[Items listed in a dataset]
— begin —
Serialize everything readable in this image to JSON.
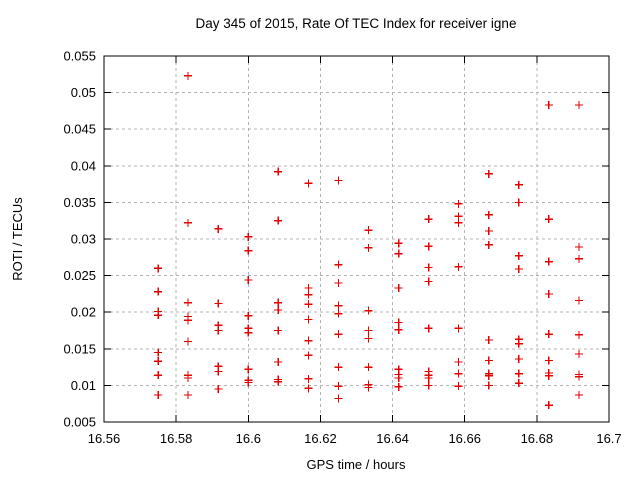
{
  "window": {
    "background_color": "#ffffff",
    "text_color": "#000000"
  },
  "chart_data": {
    "type": "scatter",
    "title": "Day 345 of 2015, Rate Of TEC Index for receiver igne",
    "xlabel": "GPS time / hours",
    "ylabel": "ROTI / TECUs",
    "xlim": [
      16.56,
      16.7
    ],
    "ylim": [
      0.005,
      0.055
    ],
    "xticks": [
      16.56,
      16.58,
      16.6,
      16.62,
      16.64,
      16.66,
      16.68,
      16.7
    ],
    "xtick_labels": [
      "16.56",
      "16.58",
      "16.6",
      "16.62",
      "16.64",
      "16.66",
      "16.68",
      "16.7"
    ],
    "yticks": [
      0.005,
      0.01,
      0.015,
      0.02,
      0.025,
      0.03,
      0.035,
      0.04,
      0.045,
      0.05,
      0.055
    ],
    "ytick_labels": [
      "0.005",
      "0.01",
      "0.015",
      "0.02",
      "0.025",
      "0.03",
      "0.035",
      "0.04",
      "0.045",
      "0.05",
      "0.055"
    ],
    "grid": true,
    "grid_color": "#b3b3b3",
    "border_color": "#000000",
    "legend_position": "none",
    "marker": {
      "shape": "plus",
      "color": "#e60000",
      "size": 4
    },
    "series": [
      {
        "name": "ROTI",
        "points": [
          [
            16.575,
            0.026
          ],
          [
            16.575,
            0.0228
          ],
          [
            16.575,
            0.0201
          ],
          [
            16.575,
            0.0196
          ],
          [
            16.575,
            0.0145
          ],
          [
            16.575,
            0.0133
          ],
          [
            16.575,
            0.0114
          ],
          [
            16.575,
            0.0087
          ],
          [
            16.5833,
            0.0523
          ],
          [
            16.5833,
            0.0322
          ],
          [
            16.5833,
            0.0213
          ],
          [
            16.5833,
            0.0194
          ],
          [
            16.5833,
            0.0189
          ],
          [
            16.5833,
            0.016
          ],
          [
            16.5833,
            0.0114
          ],
          [
            16.5833,
            0.011
          ],
          [
            16.5833,
            0.0087
          ],
          [
            16.5917,
            0.0314
          ],
          [
            16.5917,
            0.0212
          ],
          [
            16.5917,
            0.0182
          ],
          [
            16.5917,
            0.0175
          ],
          [
            16.5917,
            0.0126
          ],
          [
            16.5917,
            0.0119
          ],
          [
            16.5917,
            0.0095
          ],
          [
            16.6,
            0.0303
          ],
          [
            16.6,
            0.0284
          ],
          [
            16.6,
            0.0244
          ],
          [
            16.6,
            0.0195
          ],
          [
            16.6,
            0.0178
          ],
          [
            16.6,
            0.0172
          ],
          [
            16.6,
            0.0122
          ],
          [
            16.6,
            0.0107
          ],
          [
            16.6,
            0.0104
          ],
          [
            16.6083,
            0.0392
          ],
          [
            16.6083,
            0.0325
          ],
          [
            16.6083,
            0.0213
          ],
          [
            16.6083,
            0.0203
          ],
          [
            16.6083,
            0.0175
          ],
          [
            16.6083,
            0.0132
          ],
          [
            16.6083,
            0.0108
          ],
          [
            16.6083,
            0.0105
          ],
          [
            16.6167,
            0.0376
          ],
          [
            16.6167,
            0.0233
          ],
          [
            16.6167,
            0.0224
          ],
          [
            16.6167,
            0.0211
          ],
          [
            16.6167,
            0.019
          ],
          [
            16.6167,
            0.0161
          ],
          [
            16.6167,
            0.0141
          ],
          [
            16.6167,
            0.0109
          ],
          [
            16.6167,
            0.0096
          ],
          [
            16.625,
            0.038
          ],
          [
            16.625,
            0.0265
          ],
          [
            16.625,
            0.024
          ],
          [
            16.625,
            0.0209
          ],
          [
            16.625,
            0.0198
          ],
          [
            16.625,
            0.017
          ],
          [
            16.625,
            0.0125
          ],
          [
            16.625,
            0.0099
          ],
          [
            16.625,
            0.0082
          ],
          [
            16.6333,
            0.0312
          ],
          [
            16.6333,
            0.0288
          ],
          [
            16.6333,
            0.0202
          ],
          [
            16.6333,
            0.0175
          ],
          [
            16.6333,
            0.0164
          ],
          [
            16.6333,
            0.0125
          ],
          [
            16.6333,
            0.0101
          ],
          [
            16.6333,
            0.0097
          ],
          [
            16.6417,
            0.0294
          ],
          [
            16.6417,
            0.028
          ],
          [
            16.6417,
            0.0233
          ],
          [
            16.6417,
            0.0186
          ],
          [
            16.6417,
            0.0176
          ],
          [
            16.6417,
            0.0122
          ],
          [
            16.6417,
            0.0115
          ],
          [
            16.6417,
            0.011
          ],
          [
            16.6417,
            0.0098
          ],
          [
            16.65,
            0.0327
          ],
          [
            16.65,
            0.029
          ],
          [
            16.65,
            0.0261
          ],
          [
            16.65,
            0.0242
          ],
          [
            16.65,
            0.0178
          ],
          [
            16.65,
            0.0119
          ],
          [
            16.65,
            0.0114
          ],
          [
            16.65,
            0.011
          ],
          [
            16.65,
            0.01
          ],
          [
            16.6583,
            0.0348
          ],
          [
            16.6583,
            0.0331
          ],
          [
            16.6583,
            0.0322
          ],
          [
            16.6583,
            0.0262
          ],
          [
            16.6583,
            0.0178
          ],
          [
            16.6583,
            0.0132
          ],
          [
            16.6583,
            0.0116
          ],
          [
            16.6583,
            0.0099
          ],
          [
            16.6667,
            0.0389
          ],
          [
            16.6667,
            0.0333
          ],
          [
            16.6667,
            0.0311
          ],
          [
            16.6667,
            0.0292
          ],
          [
            16.6667,
            0.0162
          ],
          [
            16.6667,
            0.0134
          ],
          [
            16.6667,
            0.0116
          ],
          [
            16.6667,
            0.0113
          ],
          [
            16.6667,
            0.01
          ],
          [
            16.675,
            0.0374
          ],
          [
            16.675,
            0.035
          ],
          [
            16.675,
            0.0277
          ],
          [
            16.675,
            0.0259
          ],
          [
            16.675,
            0.0163
          ],
          [
            16.675,
            0.0157
          ],
          [
            16.675,
            0.0136
          ],
          [
            16.675,
            0.0116
          ],
          [
            16.675,
            0.0103
          ],
          [
            16.6833,
            0.0483
          ],
          [
            16.6833,
            0.0327
          ],
          [
            16.6833,
            0.0269
          ],
          [
            16.6833,
            0.0225
          ],
          [
            16.6833,
            0.017
          ],
          [
            16.6833,
            0.0134
          ],
          [
            16.6833,
            0.0117
          ],
          [
            16.6833,
            0.0113
          ],
          [
            16.6833,
            0.0073
          ],
          [
            16.6917,
            0.0483
          ],
          [
            16.6917,
            0.0289
          ],
          [
            16.6917,
            0.0273
          ],
          [
            16.6917,
            0.0216
          ],
          [
            16.6917,
            0.0169
          ],
          [
            16.6917,
            0.0143
          ],
          [
            16.6917,
            0.0115
          ],
          [
            16.6917,
            0.0112
          ],
          [
            16.6917,
            0.0087
          ]
        ]
      }
    ]
  }
}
— end —
What the exercise asks:
Please transcribe the material above exactly as written. Leave the pictures out.

Written answer:
Serialize everything readable in this image to JSON.
{
  "window": {
    "background_color": "#ffffff",
    "text_color": "#000000"
  },
  "chart_data": {
    "type": "scatter",
    "title": "Day 345 of 2015, Rate Of TEC Index for receiver igne",
    "xlabel": "GPS time / hours",
    "ylabel": "ROTI / TECUs",
    "xlim": [
      16.56,
      16.7
    ],
    "ylim": [
      0.005,
      0.055
    ],
    "xticks": [
      16.56,
      16.58,
      16.6,
      16.62,
      16.64,
      16.66,
      16.68,
      16.7
    ],
    "xtick_labels": [
      "16.56",
      "16.58",
      "16.6",
      "16.62",
      "16.64",
      "16.66",
      "16.68",
      "16.7"
    ],
    "yticks": [
      0.005,
      0.01,
      0.015,
      0.02,
      0.025,
      0.03,
      0.035,
      0.04,
      0.045,
      0.05,
      0.055
    ],
    "ytick_labels": [
      "0.005",
      "0.01",
      "0.015",
      "0.02",
      "0.025",
      "0.03",
      "0.035",
      "0.04",
      "0.045",
      "0.05",
      "0.055"
    ],
    "grid": true,
    "grid_color": "#b3b3b3",
    "border_color": "#000000",
    "legend_position": "none",
    "marker": {
      "shape": "plus",
      "color": "#e60000",
      "size": 4
    },
    "series": [
      {
        "name": "ROTI",
        "points": [
          [
            16.575,
            0.026
          ],
          [
            16.575,
            0.0228
          ],
          [
            16.575,
            0.0201
          ],
          [
            16.575,
            0.0196
          ],
          [
            16.575,
            0.0145
          ],
          [
            16.575,
            0.0133
          ],
          [
            16.575,
            0.0114
          ],
          [
            16.575,
            0.0087
          ],
          [
            16.5833,
            0.0523
          ],
          [
            16.5833,
            0.0322
          ],
          [
            16.5833,
            0.0213
          ],
          [
            16.5833,
            0.0194
          ],
          [
            16.5833,
            0.0189
          ],
          [
            16.5833,
            0.016
          ],
          [
            16.5833,
            0.0114
          ],
          [
            16.5833,
            0.011
          ],
          [
            16.5833,
            0.0087
          ],
          [
            16.5917,
            0.0314
          ],
          [
            16.5917,
            0.0212
          ],
          [
            16.5917,
            0.0182
          ],
          [
            16.5917,
            0.0175
          ],
          [
            16.5917,
            0.0126
          ],
          [
            16.5917,
            0.0119
          ],
          [
            16.5917,
            0.0095
          ],
          [
            16.6,
            0.0303
          ],
          [
            16.6,
            0.0284
          ],
          [
            16.6,
            0.0244
          ],
          [
            16.6,
            0.0195
          ],
          [
            16.6,
            0.0178
          ],
          [
            16.6,
            0.0172
          ],
          [
            16.6,
            0.0122
          ],
          [
            16.6,
            0.0107
          ],
          [
            16.6,
            0.0104
          ],
          [
            16.6083,
            0.0392
          ],
          [
            16.6083,
            0.0325
          ],
          [
            16.6083,
            0.0213
          ],
          [
            16.6083,
            0.0203
          ],
          [
            16.6083,
            0.0175
          ],
          [
            16.6083,
            0.0132
          ],
          [
            16.6083,
            0.0108
          ],
          [
            16.6083,
            0.0105
          ],
          [
            16.6167,
            0.0376
          ],
          [
            16.6167,
            0.0233
          ],
          [
            16.6167,
            0.0224
          ],
          [
            16.6167,
            0.0211
          ],
          [
            16.6167,
            0.019
          ],
          [
            16.6167,
            0.0161
          ],
          [
            16.6167,
            0.0141
          ],
          [
            16.6167,
            0.0109
          ],
          [
            16.6167,
            0.0096
          ],
          [
            16.625,
            0.038
          ],
          [
            16.625,
            0.0265
          ],
          [
            16.625,
            0.024
          ],
          [
            16.625,
            0.0209
          ],
          [
            16.625,
            0.0198
          ],
          [
            16.625,
            0.017
          ],
          [
            16.625,
            0.0125
          ],
          [
            16.625,
            0.0099
          ],
          [
            16.625,
            0.0082
          ],
          [
            16.6333,
            0.0312
          ],
          [
            16.6333,
            0.0288
          ],
          [
            16.6333,
            0.0202
          ],
          [
            16.6333,
            0.0175
          ],
          [
            16.6333,
            0.0164
          ],
          [
            16.6333,
            0.0125
          ],
          [
            16.6333,
            0.0101
          ],
          [
            16.6333,
            0.0097
          ],
          [
            16.6417,
            0.0294
          ],
          [
            16.6417,
            0.028
          ],
          [
            16.6417,
            0.0233
          ],
          [
            16.6417,
            0.0186
          ],
          [
            16.6417,
            0.0176
          ],
          [
            16.6417,
            0.0122
          ],
          [
            16.6417,
            0.0115
          ],
          [
            16.6417,
            0.011
          ],
          [
            16.6417,
            0.0098
          ],
          [
            16.65,
            0.0327
          ],
          [
            16.65,
            0.029
          ],
          [
            16.65,
            0.0261
          ],
          [
            16.65,
            0.0242
          ],
          [
            16.65,
            0.0178
          ],
          [
            16.65,
            0.0119
          ],
          [
            16.65,
            0.0114
          ],
          [
            16.65,
            0.011
          ],
          [
            16.65,
            0.01
          ],
          [
            16.6583,
            0.0348
          ],
          [
            16.6583,
            0.0331
          ],
          [
            16.6583,
            0.0322
          ],
          [
            16.6583,
            0.0262
          ],
          [
            16.6583,
            0.0178
          ],
          [
            16.6583,
            0.0132
          ],
          [
            16.6583,
            0.0116
          ],
          [
            16.6583,
            0.0099
          ],
          [
            16.6667,
            0.0389
          ],
          [
            16.6667,
            0.0333
          ],
          [
            16.6667,
            0.0311
          ],
          [
            16.6667,
            0.0292
          ],
          [
            16.6667,
            0.0162
          ],
          [
            16.6667,
            0.0134
          ],
          [
            16.6667,
            0.0116
          ],
          [
            16.6667,
            0.0113
          ],
          [
            16.6667,
            0.01
          ],
          [
            16.675,
            0.0374
          ],
          [
            16.675,
            0.035
          ],
          [
            16.675,
            0.0277
          ],
          [
            16.675,
            0.0259
          ],
          [
            16.675,
            0.0163
          ],
          [
            16.675,
            0.0157
          ],
          [
            16.675,
            0.0136
          ],
          [
            16.675,
            0.0116
          ],
          [
            16.675,
            0.0103
          ],
          [
            16.6833,
            0.0483
          ],
          [
            16.6833,
            0.0327
          ],
          [
            16.6833,
            0.0269
          ],
          [
            16.6833,
            0.0225
          ],
          [
            16.6833,
            0.017
          ],
          [
            16.6833,
            0.0134
          ],
          [
            16.6833,
            0.0117
          ],
          [
            16.6833,
            0.0113
          ],
          [
            16.6833,
            0.0073
          ],
          [
            16.6917,
            0.0483
          ],
          [
            16.6917,
            0.0289
          ],
          [
            16.6917,
            0.0273
          ],
          [
            16.6917,
            0.0216
          ],
          [
            16.6917,
            0.0169
          ],
          [
            16.6917,
            0.0143
          ],
          [
            16.6917,
            0.0115
          ],
          [
            16.6917,
            0.0112
          ],
          [
            16.6917,
            0.0087
          ]
        ]
      }
    ]
  }
}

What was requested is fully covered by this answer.